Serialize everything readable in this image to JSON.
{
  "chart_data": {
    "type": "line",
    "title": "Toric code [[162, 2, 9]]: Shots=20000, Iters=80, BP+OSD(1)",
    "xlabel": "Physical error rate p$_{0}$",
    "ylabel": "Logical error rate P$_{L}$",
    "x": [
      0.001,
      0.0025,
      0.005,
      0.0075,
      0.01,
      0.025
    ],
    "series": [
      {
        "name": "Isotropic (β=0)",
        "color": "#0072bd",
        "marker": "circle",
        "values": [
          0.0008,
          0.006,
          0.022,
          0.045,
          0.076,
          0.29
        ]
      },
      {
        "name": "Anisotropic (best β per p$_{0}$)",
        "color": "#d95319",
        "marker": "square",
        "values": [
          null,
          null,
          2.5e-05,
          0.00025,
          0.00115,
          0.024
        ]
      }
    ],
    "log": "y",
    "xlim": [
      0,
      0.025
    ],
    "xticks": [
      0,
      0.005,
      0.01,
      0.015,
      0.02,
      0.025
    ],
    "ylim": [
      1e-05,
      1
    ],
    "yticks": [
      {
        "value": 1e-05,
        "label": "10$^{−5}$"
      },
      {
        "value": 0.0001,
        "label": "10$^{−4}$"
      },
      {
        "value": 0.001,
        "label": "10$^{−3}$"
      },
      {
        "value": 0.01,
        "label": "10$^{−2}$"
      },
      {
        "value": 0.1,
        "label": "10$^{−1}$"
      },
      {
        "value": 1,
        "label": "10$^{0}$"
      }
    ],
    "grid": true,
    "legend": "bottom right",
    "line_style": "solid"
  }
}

* [PROBLEM STATEMENT] Transcribe each record exactly. Leave nothing out.

* [RESULT FOR THIS TASK]
Serialize everything readable in this image to JSON.
{
  "chart_data": {
    "type": "line",
    "title": "Toric code [[162, 2, 9]]: Shots=20000, Iters=80, BP+OSD(1)",
    "xlabel": "Physical error rate p$_{0}$",
    "ylabel": "Logical error rate P$_{L}$",
    "x": [
      0.001,
      0.0025,
      0.005,
      0.0075,
      0.01,
      0.025
    ],
    "series": [
      {
        "name": "Isotropic (β=0)",
        "color": "#0072bd",
        "marker": "circle",
        "values": [
          0.0008,
          0.006,
          0.022,
          0.045,
          0.076,
          0.29
        ]
      },
      {
        "name": "Anisotropic (best β per p$_{0}$)",
        "color": "#d95319",
        "marker": "square",
        "values": [
          null,
          null,
          2.5e-05,
          0.00025,
          0.00115,
          0.024
        ]
      }
    ],
    "log": "y",
    "xlim": [
      0,
      0.025
    ],
    "xticks": [
      0,
      0.005,
      0.01,
      0.015,
      0.02,
      0.025
    ],
    "ylim": [
      1e-05,
      1
    ],
    "yticks": [
      {
        "value": 1e-05,
        "label": "10$^{−5}$"
      },
      {
        "value": 0.0001,
        "label": "10$^{−4}$"
      },
      {
        "value": 0.001,
        "label": "10$^{−3}$"
      },
      {
        "value": 0.01,
        "label": "10$^{−2}$"
      },
      {
        "value": 0.1,
        "label": "10$^{−1}$"
      },
      {
        "value": 1,
        "label": "10$^{0}$"
      }
    ],
    "grid": true,
    "legend": "bottom right",
    "line_style": "solid"
  }
}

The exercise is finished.